From the entries below, copy every line that holds the word "INDEPENDENT".
◇ ◇ ◇
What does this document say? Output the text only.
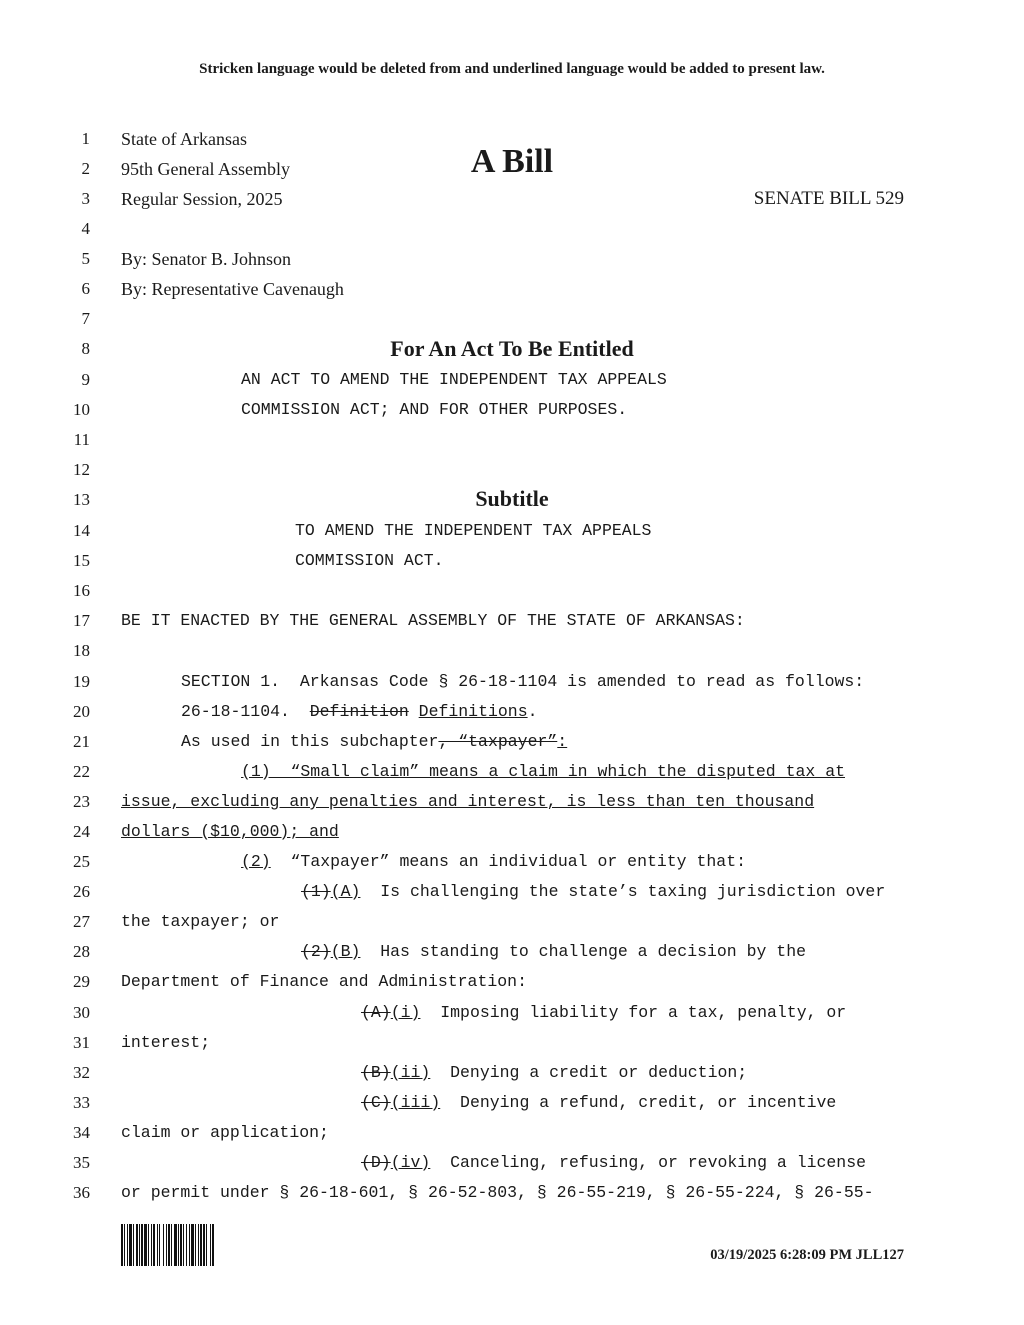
Stricken language would be deleted from and underlined language would be added to present law.
1
2
3
4
5
6
7
8
9
10
11
12
13
14
15
16
17
18
19
20
21
22
23
24
25
26
27
28
29
30
31
32
33
34
35
36
State of Arkansas
95th General Assembly
Regular Session, 2025
A Bill
SENATE BILL 529
By: Senator B. Johnson
By: Representative Cavenaugh
For An Act To Be Entitled
AN ACT TO AMEND THE INDEPENDENT TAX APPEALS
COMMISSION ACT; AND FOR OTHER PURPOSES.
Subtitle
TO AMEND THE INDEPENDENT TAX APPEALS
COMMISSION ACT.
BE IT ENACTED BY THE GENERAL ASSEMBLY OF THE STATE OF ARKANSAS:
SECTION 1.  Arkansas Code § 26-18-1104 is amended to read as follows:
26-18-1104.  Definition Definitions.
As used in this subchapter, “taxpayer”:
(1)  “Small claim” means a claim in which the disputed tax at
issue, excluding any penalties and interest, is less than ten thousand
dollars ($10,000); and
(2)  “Taxpayer” means an individual or entity that:
(1)(A)  Is challenging the state’s taxing jurisdiction over
the taxpayer; or
(2)(B)  Has standing to challenge a decision by the
Department of Finance and Administration:
(A)(i)  Imposing liability for a tax, penalty, or
interest;
(B)(ii)  Denying a credit or deduction;
(C)(iii)  Denying a refund, credit, or incentive
claim or application;
(D)(iv)  Canceling, refusing, or revoking a license
or permit under § 26-18-601, § 26-52-803, § 26-55-219, § 26-55-224, § 26-55-
03/19/2025 6:28:09 PM JLL127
◇ ◇ ◇
» **WRITTEN REPLY**:
AN ACT TO AMEND THE INDEPENDENT TAX APPEALS
TO AMEND THE INDEPENDENT TAX APPEALS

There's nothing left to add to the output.